Copy the data below line for line, changing nothing.
-- DATA PROVIDED start --
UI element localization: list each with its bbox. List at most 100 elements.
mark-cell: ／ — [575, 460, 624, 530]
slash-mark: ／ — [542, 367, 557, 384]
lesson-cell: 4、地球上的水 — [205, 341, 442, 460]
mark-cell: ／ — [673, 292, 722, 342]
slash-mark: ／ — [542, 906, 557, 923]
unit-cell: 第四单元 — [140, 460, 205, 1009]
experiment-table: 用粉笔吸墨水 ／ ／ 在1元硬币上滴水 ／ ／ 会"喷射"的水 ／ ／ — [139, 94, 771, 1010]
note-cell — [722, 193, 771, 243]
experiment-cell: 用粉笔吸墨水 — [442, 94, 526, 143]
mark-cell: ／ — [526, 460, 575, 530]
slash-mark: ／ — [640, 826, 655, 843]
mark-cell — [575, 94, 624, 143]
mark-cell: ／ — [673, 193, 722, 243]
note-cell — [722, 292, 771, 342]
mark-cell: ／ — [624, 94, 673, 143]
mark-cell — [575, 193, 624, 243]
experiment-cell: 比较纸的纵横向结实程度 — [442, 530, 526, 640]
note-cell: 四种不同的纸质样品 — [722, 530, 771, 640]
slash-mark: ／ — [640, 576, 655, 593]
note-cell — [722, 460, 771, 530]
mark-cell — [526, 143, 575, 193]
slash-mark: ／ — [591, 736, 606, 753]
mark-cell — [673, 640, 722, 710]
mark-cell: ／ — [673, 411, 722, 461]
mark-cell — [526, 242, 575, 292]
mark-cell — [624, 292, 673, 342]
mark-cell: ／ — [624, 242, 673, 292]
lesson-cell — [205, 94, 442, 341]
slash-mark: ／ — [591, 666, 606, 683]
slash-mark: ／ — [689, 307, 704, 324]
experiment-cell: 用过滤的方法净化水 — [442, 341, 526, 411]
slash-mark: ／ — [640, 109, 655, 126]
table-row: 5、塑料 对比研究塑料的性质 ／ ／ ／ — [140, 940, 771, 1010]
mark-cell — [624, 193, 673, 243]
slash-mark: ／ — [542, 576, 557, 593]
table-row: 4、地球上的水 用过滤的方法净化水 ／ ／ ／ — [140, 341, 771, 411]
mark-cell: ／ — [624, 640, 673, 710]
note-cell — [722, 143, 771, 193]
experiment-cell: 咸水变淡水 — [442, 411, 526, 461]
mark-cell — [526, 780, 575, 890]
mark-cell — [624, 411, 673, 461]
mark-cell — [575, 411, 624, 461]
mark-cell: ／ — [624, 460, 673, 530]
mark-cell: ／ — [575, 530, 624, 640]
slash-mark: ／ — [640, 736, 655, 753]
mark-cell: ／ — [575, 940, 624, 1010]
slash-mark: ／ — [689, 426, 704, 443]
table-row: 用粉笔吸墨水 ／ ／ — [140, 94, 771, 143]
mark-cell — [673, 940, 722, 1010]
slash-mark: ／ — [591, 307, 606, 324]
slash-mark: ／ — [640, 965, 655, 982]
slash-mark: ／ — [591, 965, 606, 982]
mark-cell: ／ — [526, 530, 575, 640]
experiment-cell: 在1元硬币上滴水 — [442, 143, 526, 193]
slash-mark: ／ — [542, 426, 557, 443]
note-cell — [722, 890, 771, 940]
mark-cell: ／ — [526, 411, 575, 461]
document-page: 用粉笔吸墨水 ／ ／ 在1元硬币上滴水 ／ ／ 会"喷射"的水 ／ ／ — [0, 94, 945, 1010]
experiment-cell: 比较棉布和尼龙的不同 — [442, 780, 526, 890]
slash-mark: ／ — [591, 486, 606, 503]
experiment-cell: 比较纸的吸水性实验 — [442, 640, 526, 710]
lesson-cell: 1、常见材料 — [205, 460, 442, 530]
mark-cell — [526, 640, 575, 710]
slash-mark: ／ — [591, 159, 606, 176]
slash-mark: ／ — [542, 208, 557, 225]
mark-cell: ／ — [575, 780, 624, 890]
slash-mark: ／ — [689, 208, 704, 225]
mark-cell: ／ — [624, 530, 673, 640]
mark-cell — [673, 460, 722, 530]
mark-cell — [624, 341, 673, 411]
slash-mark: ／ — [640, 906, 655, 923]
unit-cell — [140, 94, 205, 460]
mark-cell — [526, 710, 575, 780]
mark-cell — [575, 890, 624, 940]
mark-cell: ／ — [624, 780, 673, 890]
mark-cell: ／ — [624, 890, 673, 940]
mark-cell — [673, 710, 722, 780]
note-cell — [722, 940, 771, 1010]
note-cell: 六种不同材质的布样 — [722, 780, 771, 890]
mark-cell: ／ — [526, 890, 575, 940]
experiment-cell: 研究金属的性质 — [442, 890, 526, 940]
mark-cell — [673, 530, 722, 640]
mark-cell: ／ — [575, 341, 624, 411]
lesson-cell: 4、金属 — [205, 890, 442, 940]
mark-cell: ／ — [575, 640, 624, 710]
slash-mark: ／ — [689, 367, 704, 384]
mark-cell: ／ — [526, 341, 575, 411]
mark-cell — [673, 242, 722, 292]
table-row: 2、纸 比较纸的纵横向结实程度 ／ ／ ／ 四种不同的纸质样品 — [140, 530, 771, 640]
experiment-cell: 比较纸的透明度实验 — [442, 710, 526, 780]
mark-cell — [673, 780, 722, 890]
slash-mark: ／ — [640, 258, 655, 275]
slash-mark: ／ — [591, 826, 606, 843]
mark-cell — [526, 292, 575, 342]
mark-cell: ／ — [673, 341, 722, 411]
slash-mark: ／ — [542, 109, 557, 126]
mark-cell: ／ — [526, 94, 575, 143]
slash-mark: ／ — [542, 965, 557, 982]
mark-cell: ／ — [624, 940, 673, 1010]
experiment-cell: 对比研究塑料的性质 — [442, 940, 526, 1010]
-- DATA PROVIDED end --
## THE ANSWER
UI element localization: list each with its bbox. List at most 100 elements.
mark-cell: ／ — [575, 460, 624, 530]
slash-mark: ／ — [542, 367, 557, 384]
lesson-cell: 4、地球上的水 — [205, 341, 442, 460]
mark-cell: ／ — [673, 292, 722, 342]
slash-mark: ／ — [542, 906, 557, 923]
unit-cell: 第四单元 — [140, 460, 205, 1009]
experiment-table: 用粉笔吸墨水 ／ ／ 在1元硬币上滴水 ／ ／ 会"喷射"的水 ／ ／ — [139, 94, 771, 1010]
note-cell — [722, 193, 771, 243]
experiment-cell: 用粉笔吸墨水 — [442, 94, 526, 143]
mark-cell: ／ — [526, 460, 575, 530]
slash-mark: ／ — [640, 826, 655, 843]
mark-cell — [575, 94, 624, 143]
mark-cell: ／ — [673, 193, 722, 243]
note-cell — [722, 292, 771, 342]
mark-cell: ／ — [624, 94, 673, 143]
mark-cell — [575, 193, 624, 243]
experiment-cell: 比较纸的纵横向结实程度 — [442, 530, 526, 640]
note-cell: 四种不同的纸质样品 — [722, 530, 771, 640]
slash-mark: ／ — [640, 576, 655, 593]
note-cell — [722, 460, 771, 530]
mark-cell — [526, 143, 575, 193]
slash-mark: ／ — [591, 736, 606, 753]
mark-cell — [673, 640, 722, 710]
mark-cell: ／ — [673, 411, 722, 461]
mark-cell — [526, 242, 575, 292]
mark-cell — [624, 292, 673, 342]
mark-cell: ／ — [624, 242, 673, 292]
lesson-cell — [205, 94, 442, 341]
slash-mark: ／ — [591, 666, 606, 683]
slash-mark: ／ — [689, 307, 704, 324]
experiment-cell: 用过滤的方法净化水 — [442, 341, 526, 411]
slash-mark: ／ — [640, 109, 655, 126]
table-row: 5、塑料 对比研究塑料的性质 ／ ／ ／ — [140, 940, 771, 1010]
mark-cell — [624, 193, 673, 243]
slash-mark: ／ — [542, 576, 557, 593]
table-row: 4、地球上的水 用过滤的方法净化水 ／ ／ ／ — [140, 341, 771, 411]
mark-cell: ／ — [624, 640, 673, 710]
note-cell — [722, 143, 771, 193]
experiment-cell: 咸水变淡水 — [442, 411, 526, 461]
mark-cell — [526, 780, 575, 890]
mark-cell — [624, 411, 673, 461]
mark-cell — [575, 411, 624, 461]
mark-cell: ／ — [624, 460, 673, 530]
mark-cell: ／ — [575, 530, 624, 640]
slash-mark: ／ — [640, 736, 655, 753]
mark-cell: ／ — [575, 940, 624, 1010]
slash-mark: ／ — [689, 426, 704, 443]
table-row: 用粉笔吸墨水 ／ ／ — [140, 94, 771, 143]
mark-cell — [673, 940, 722, 1010]
slash-mark: ／ — [591, 307, 606, 324]
slash-mark: ／ — [640, 965, 655, 982]
slash-mark: ／ — [591, 965, 606, 982]
mark-cell: ／ — [526, 530, 575, 640]
experiment-cell: 在1元硬币上滴水 — [442, 143, 526, 193]
slash-mark: ／ — [542, 426, 557, 443]
note-cell — [722, 890, 771, 940]
mark-cell: ／ — [526, 411, 575, 461]
document-page: 用粉笔吸墨水 ／ ／ 在1元硬币上滴水 ／ ／ 会"喷射"的水 ／ ／ — [0, 94, 945, 1010]
experiment-cell: 比较棉布和尼龙的不同 — [442, 780, 526, 890]
slash-mark: ／ — [591, 486, 606, 503]
experiment-cell: 比较纸的吸水性实验 — [442, 640, 526, 710]
lesson-cell: 1、常见材料 — [205, 460, 442, 530]
mark-cell — [526, 640, 575, 710]
slash-mark: ／ — [591, 159, 606, 176]
slash-mark: ／ — [542, 208, 557, 225]
mark-cell: ／ — [575, 780, 624, 890]
slash-mark: ／ — [689, 208, 704, 225]
mark-cell: ／ — [624, 530, 673, 640]
mark-cell — [673, 460, 722, 530]
mark-cell — [624, 341, 673, 411]
slash-mark: ／ — [640, 906, 655, 923]
unit-cell — [140, 94, 205, 460]
mark-cell — [526, 710, 575, 780]
mark-cell — [575, 890, 624, 940]
mark-cell: ／ — [624, 780, 673, 890]
mark-cell: ／ — [624, 890, 673, 940]
mark-cell — [673, 710, 722, 780]
note-cell — [722, 940, 771, 1010]
note-cell: 六种不同材质的布样 — [722, 780, 771, 890]
mark-cell: ／ — [526, 890, 575, 940]
experiment-cell: 研究金属的性质 — [442, 890, 526, 940]
mark-cell — [673, 530, 722, 640]
mark-cell: ／ — [575, 341, 624, 411]
lesson-cell: 4、金属 — [205, 890, 442, 940]
mark-cell: ／ — [575, 640, 624, 710]
slash-mark: ／ — [689, 367, 704, 384]
mark-cell: ／ — [526, 341, 575, 411]
mark-cell — [673, 242, 722, 292]
table-row: 2、纸 比较纸的纵横向结实程度 ／ ／ ／ 四种不同的纸质样品 — [140, 530, 771, 640]
experiment-cell: 比较纸的透明度实验 — [442, 710, 526, 780]
mark-cell — [673, 780, 722, 890]
slash-mark: ／ — [640, 258, 655, 275]
slash-mark: ／ — [591, 826, 606, 843]
mark-cell — [526, 292, 575, 342]
mark-cell: ／ — [673, 341, 722, 411]
slash-mark: ／ — [542, 109, 557, 126]
mark-cell: ／ — [526, 94, 575, 143]
slash-mark: ／ — [542, 965, 557, 982]
mark-cell: ／ — [624, 940, 673, 1010]
experiment-cell: 对比研究塑料的性质 — [442, 940, 526, 1010]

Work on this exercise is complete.